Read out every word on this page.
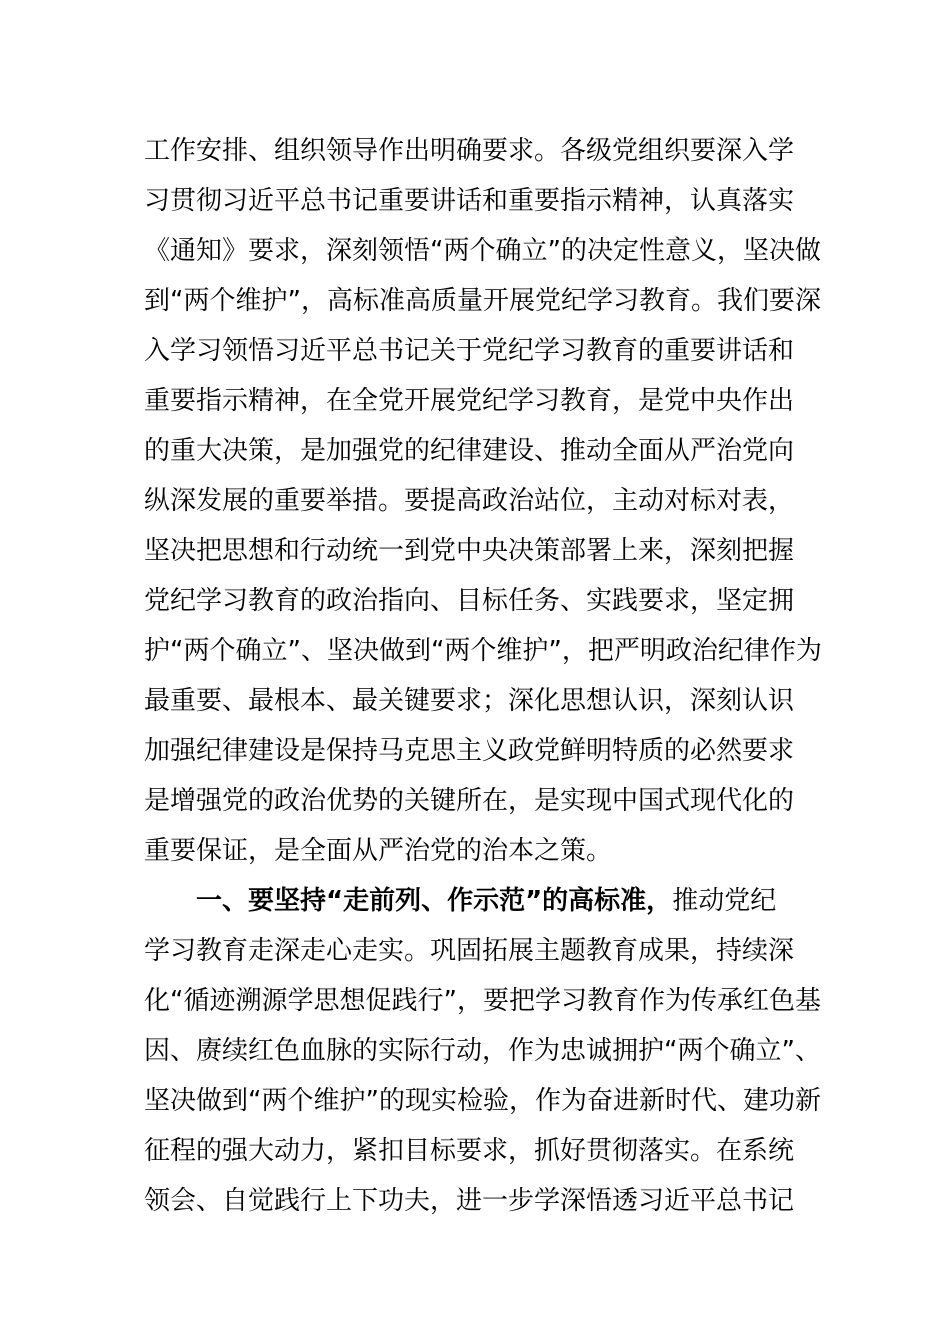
工作安排、组织领导作出明确要求。各级党组织要深入学
习贯彻习近平总书记重要讲话和重要指示精神，认真落实
《通知》要求，深刻领悟“两个确立”的决定性意义，坚决做
到“两个维护”，高标准高质量开展党纪学习教育。我们要深
入学习领悟习近平总书记关于党纪学习教育的重要讲话和
重要指示精神，在全党开展党纪学习教育，是党中央作出
的重大决策，是加强党的纪律建设、推动全面从严治党向
纵深发展的重要举措。要提高政治站位，主动对标对表，
坚决把思想和行动统一到党中央决策部署上来，深刻把握
党纪学习教育的政治指向、目标任务、实践要求，坚定拥
护“两个确立”、坚决做到“两个维护”，把严明政治纪律作为
最重要、最根本、最关键要求；深化思想认识，深刻认识
加强纪律建设是保持马克思主义政党鲜明特质的必然要求
是增强党的政治优势的关键所在，是实现中国式现代化的
重要保证，是全面从严治党的治本之策。
一、要坚持“走前列、作示范”的高标准，推动党纪
学习教育走深走心走实。巩固拓展主题教育成果，持续深
化“循迹溯源学思想促践行”，要把学习教育作为传承红色基
因、赓续红色血脉的实际行动，作为忠诚拥护“两个确立”、
坚决做到“两个维护”的现实检验，作为奋进新时代、建功新
征程的强大动力，紧扣目标要求，抓好贯彻落实。在系统
领会、自觉践行上下功夫，进一步学深悟透习近平总书记
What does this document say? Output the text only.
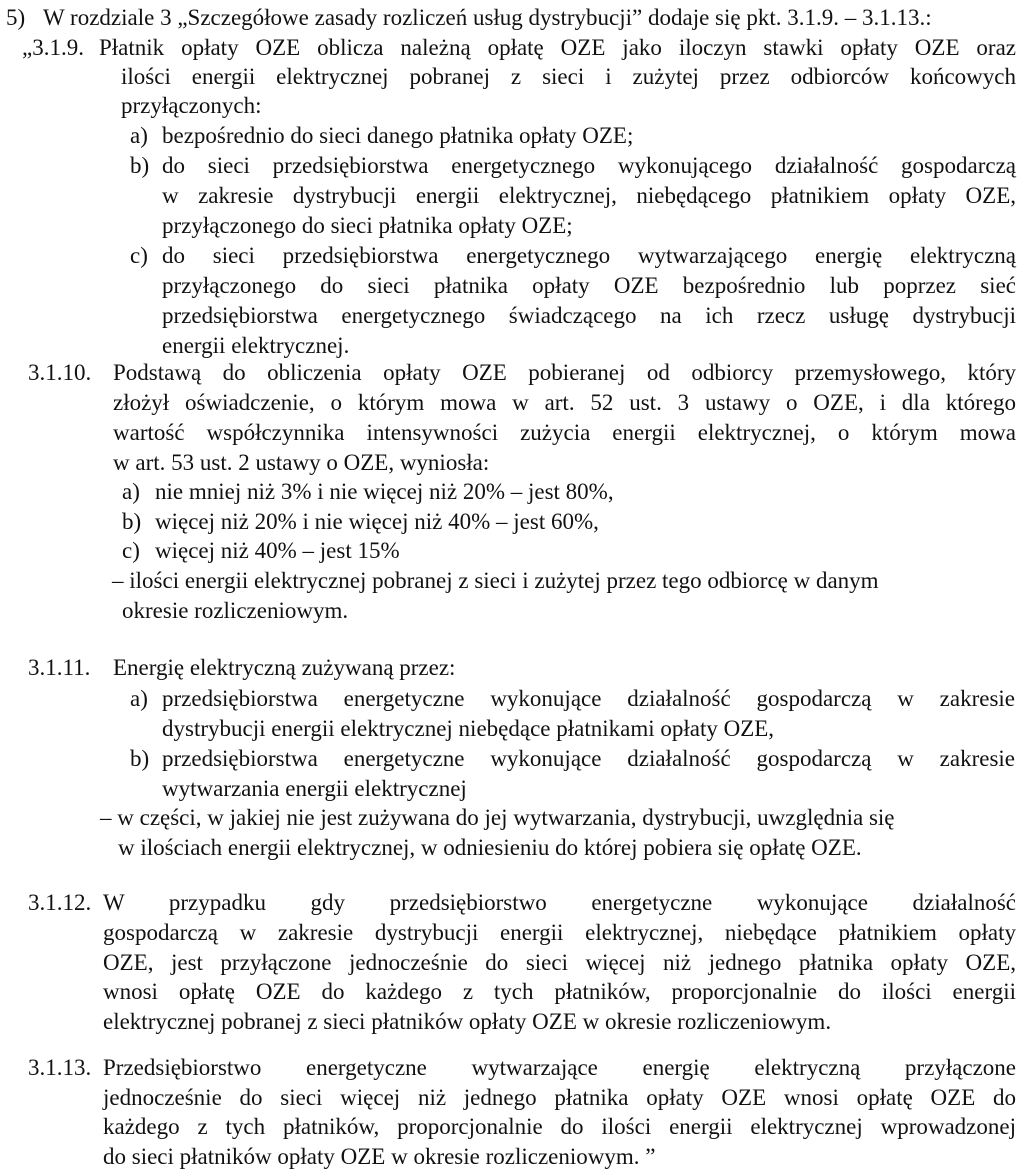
5) W rozdziale 3 „Szczegółowe zasady rozliczeń usług dystrybucji” dodaje się pkt. 3.1.9. – 3.1.13.:
„3.1.9. Płatnik opłaty OZE oblicza należną opłatę OZE jako iloczyn stawki opłaty OZE oraz
ilości energii elektrycznej pobranej z sieci i zużytej przez odbiorców końcowych
przyłączonych:
a) bezpośrednio do sieci danego płatnika opłaty OZE;
b) do sieci przedsiębiorstwa energetycznego wykonującego działalność gospodarczą
w zakresie dystrybucji energii elektrycznej, niebędącego płatnikiem opłaty OZE,
przyłączonego do sieci płatnika opłaty OZE;
c) do sieci przedsiębiorstwa energetycznego wytwarzającego energię elektryczną
przyłączonego do sieci płatnika opłaty OZE bezpośrednio lub poprzez sieć
przedsiębiorstwa energetycznego świadczącego na ich rzecz usługę dystrybucji
energii elektrycznej.
3.1.10. Podstawą do obliczenia opłaty OZE pobieranej od odbiorcy przemysłowego, który
złożył oświadczenie, o którym mowa w art. 52 ust. 3 ustawy o OZE, i dla którego
wartość współczynnika intensywności zużycia energii elektrycznej, o którym mowa
w art. 53 ust. 2 ustawy o OZE, wyniosła:
a) nie mniej niż 3% i nie więcej niż 20% – jest 80%,
b) więcej niż 20% i nie więcej niż 40% – jest 60%,
c) więcej niż 40% – jest 15%
– ilości energii elektrycznej pobranej z sieci i zużytej przez tego odbiorcę w danym
okresie rozliczeniowym.
3.1.11. Energię elektryczną zużywaną przez:
a) przedsiębiorstwa energetyczne wykonujące działalność gospodarczą w zakresie
dystrybucji energii elektrycznej niebędące płatnikami opłaty OZE,
b) przedsiębiorstwa energetyczne wykonujące działalność gospodarczą w zakresie
wytwarzania energii elektrycznej
– w części, w jakiej nie jest zużywana do jej wytwarzania, dystrybucji, uwzględnia się
w ilościach energii elektrycznej, w odniesieniu do której pobiera się opłatę OZE.
3.1.12. W przypadku gdy przedsiębiorstwo energetyczne wykonujące działalność
gospodarczą w zakresie dystrybucji energii elektrycznej, niebędące płatnikiem opłaty
OZE, jest przyłączone jednocześnie do sieci więcej niż jednego płatnika opłaty OZE,
wnosi opłatę OZE do każdego z tych płatników, proporcjonalnie do ilości energii
elektrycznej pobranej z sieci płatników opłaty OZE w okresie rozliczeniowym.
3.1.13. Przedsiębiorstwo energetyczne wytwarzające energię elektryczną przyłączone
jednocześnie do sieci więcej niż jednego płatnika opłaty OZE wnosi opłatę OZE do
każdego z tych płatników, proporcjonalnie do ilości energii elektrycznej wprowadzonej
do sieci płatników opłaty OZE w okresie rozliczeniowym. ”
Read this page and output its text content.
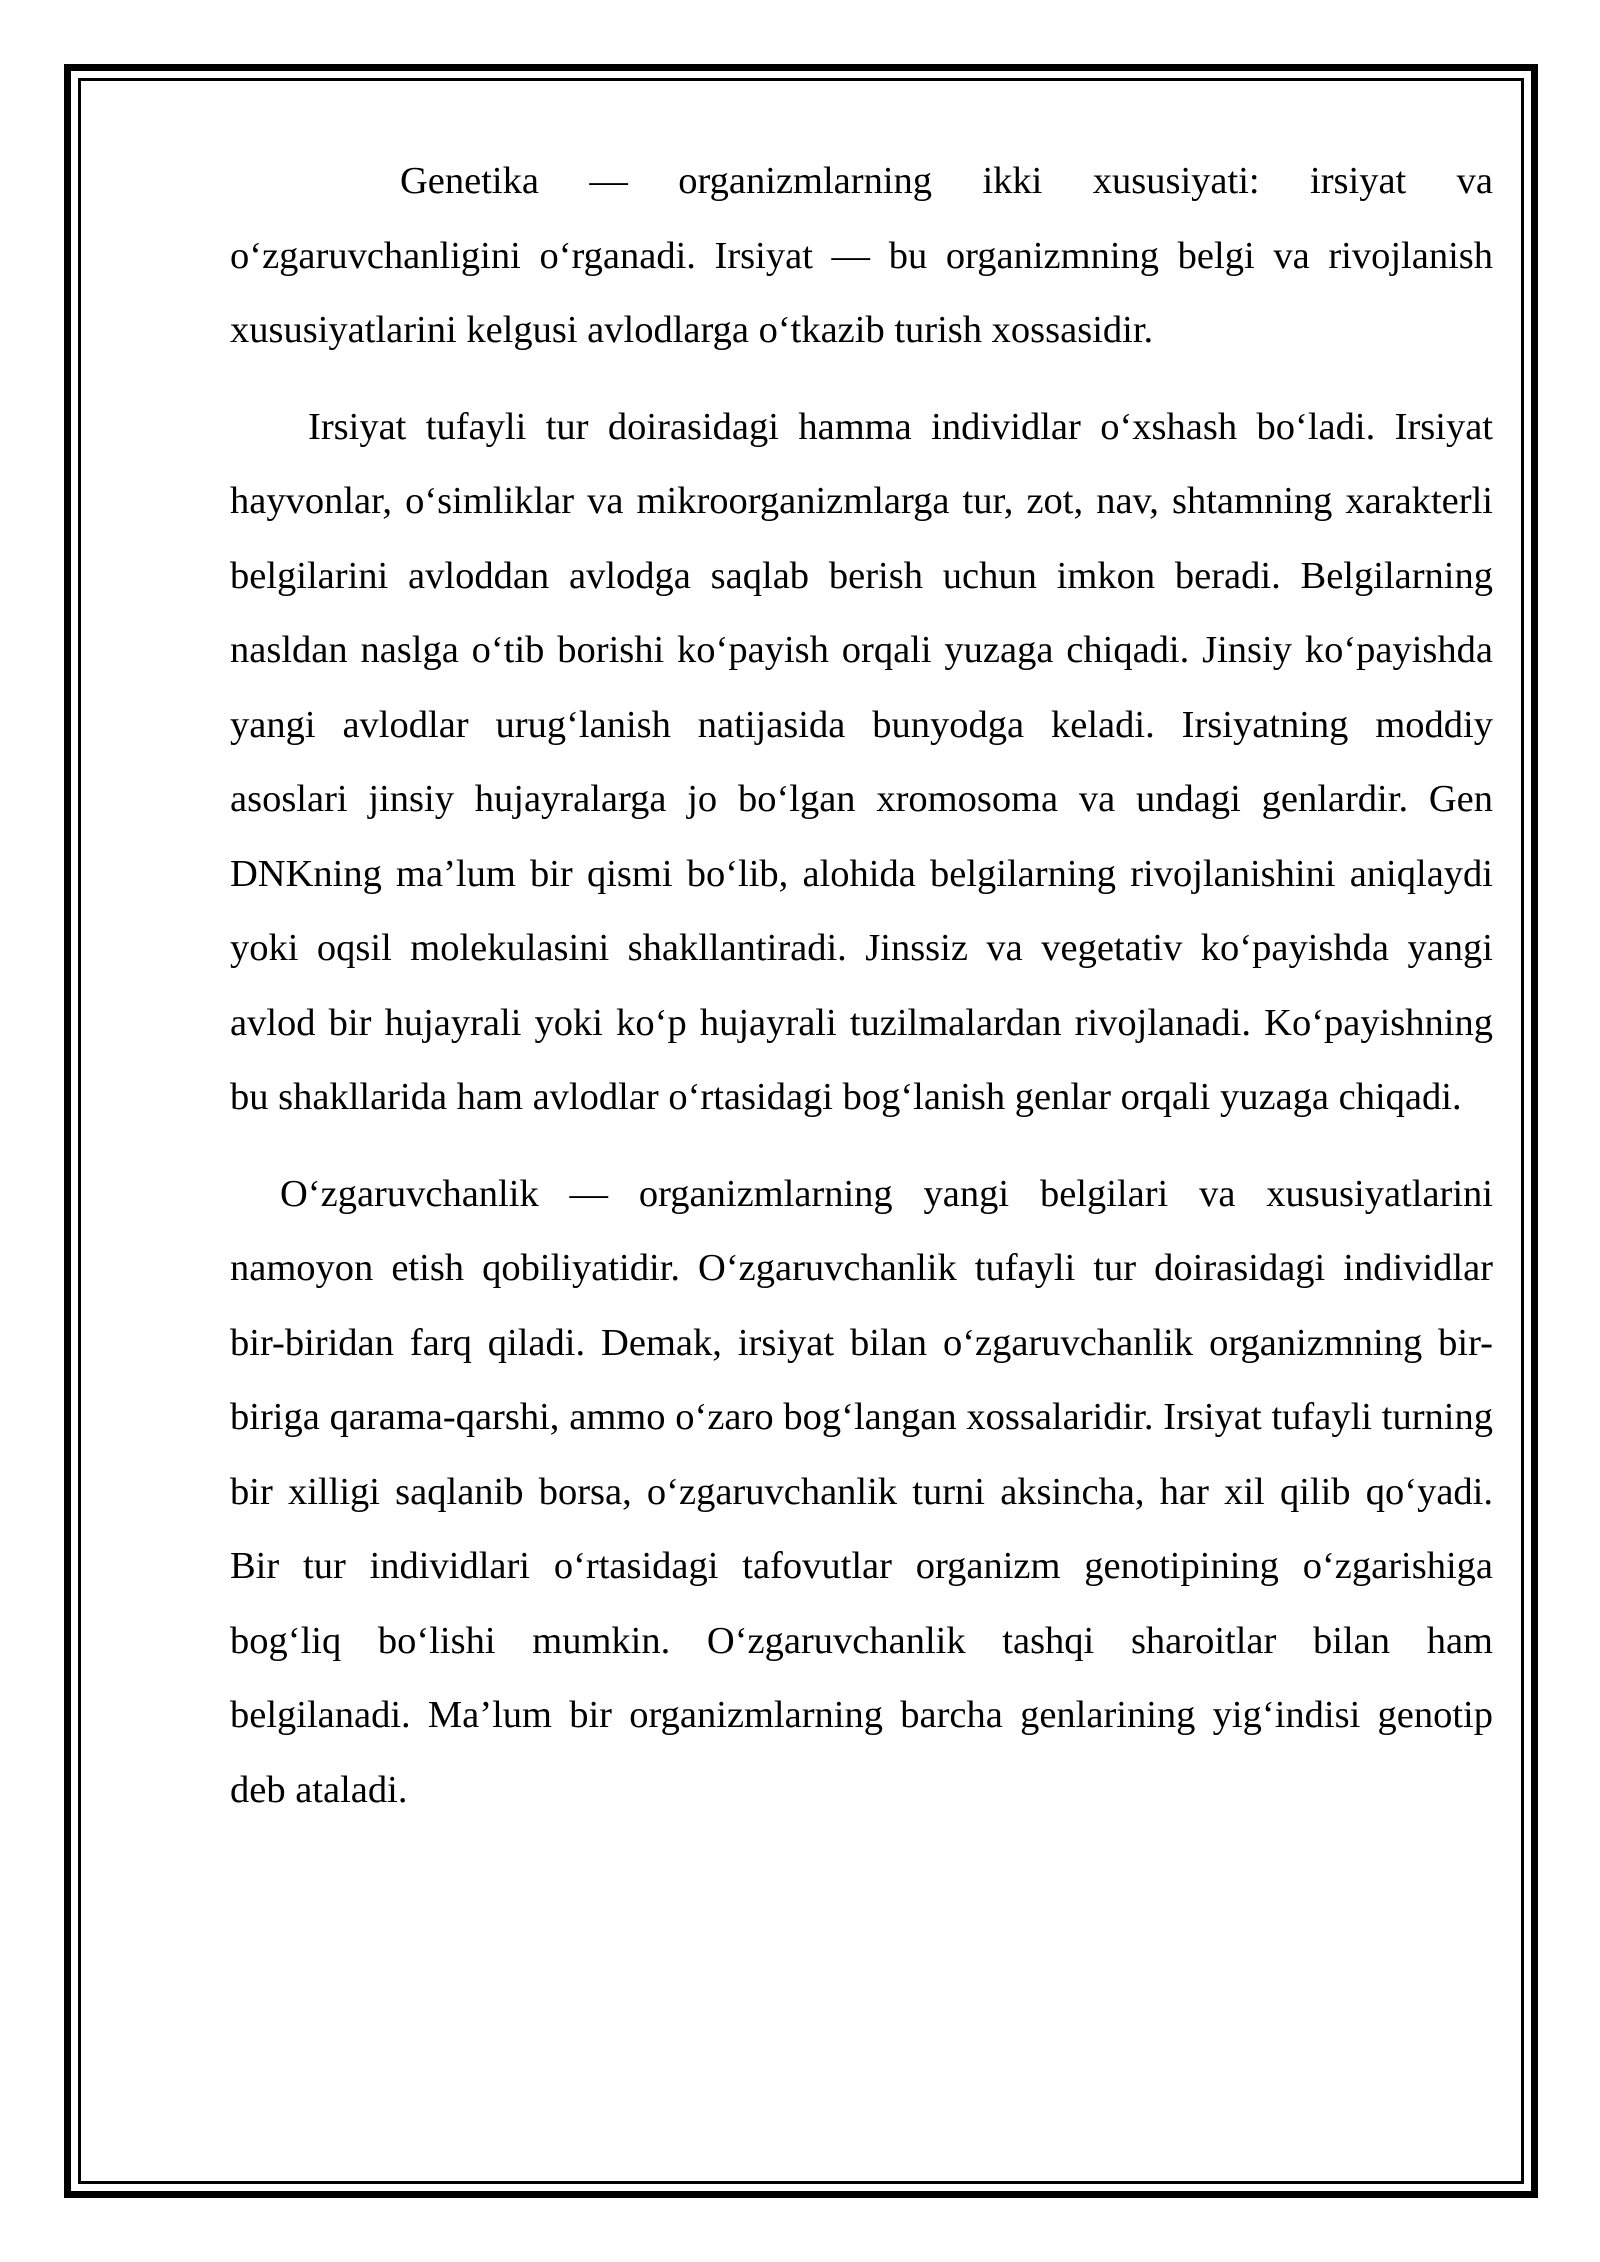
Genetika — organizmlarning ikki xususiyati: irsiyat va o‘zgaruvchanligini o‘rganadi. Irsiyat — bu organizmning belgi va rivojlanish xususiyatlarini kelgusi avlodlarga o‘tkazib turish xossasidir.

Irsiyat tufayli tur doirasidagi hamma individlar o‘xshash bo‘ladi. Irsiyat hayvonlar, o‘simliklar va mikroorganizmlarga tur, zot, nav, shtamning xarakterli belgilarini avloddan avlodga saqlab berish uchun imkon beradi. Belgilarning nasldan naslga o‘tib borishi ko‘payish orqali yuzaga chiqadi. Jinsiy ko‘payishda yangi avlodlar urug‘lanish natijasida bunyodga keladi. Irsiyatning moddiy asoslari jinsiy hujayralarga jo bo‘lgan xromosoma va undagi genlardir. Gen DNKning ma’lum bir qismi bo‘lib, alohida belgilarning rivojlanishini aniqlaydi yoki oqsil molekulasini shakllantiradi. Jinssiz va vegetativ ko‘payishda yangi avlod bir hujayrali yoki ko‘p hujayrali tuzilmalardan rivojlanadi. Ko‘payishning bu shakllarida ham avlodlar o‘rtasidagi bog‘lanish genlar orqali yuzaga chiqadi.

O‘zgaruvchanlik — organizmlarning yangi belgilari va xususiyatlarini namoyon etish qobiliyatidir. O‘zgaruvchanlik tufayli tur doirasidagi individlar bir-biridan farq qiladi. Demak, irsiyat bilan o‘zgaruvchanlik organizmning bir-biriga qarama-qarshi, ammo o‘zaro bog‘langan xossalaridir. Irsiyat tufayli turning bir xilligi saqlanib borsa, o‘zgaruvchanlik turni aksincha, har xil qilib qo‘yadi. Bir tur individlari o‘rtasidagi tafovutlar organizm genotipining o‘zgarishiga bog‘liq bo‘lishi mumkin. O‘zgaruvchanlik tashqi sharoitlar bilan ham belgilanadi. Ma’lum bir organizmlarning barcha genlarining yig‘indisi genotip deb ataladi.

_ _ _ _ _ _ _

• _Required task_
Return every line above in which the string "okresie" occurs.

• _Result for this exercise_
okresie rozliczeniowym.
elektrycznej pobranej z sieci płatników opłaty OZE w okresie rozliczeniowym.
do sieci płatników opłaty OZE w okresie rozliczeniowym. ”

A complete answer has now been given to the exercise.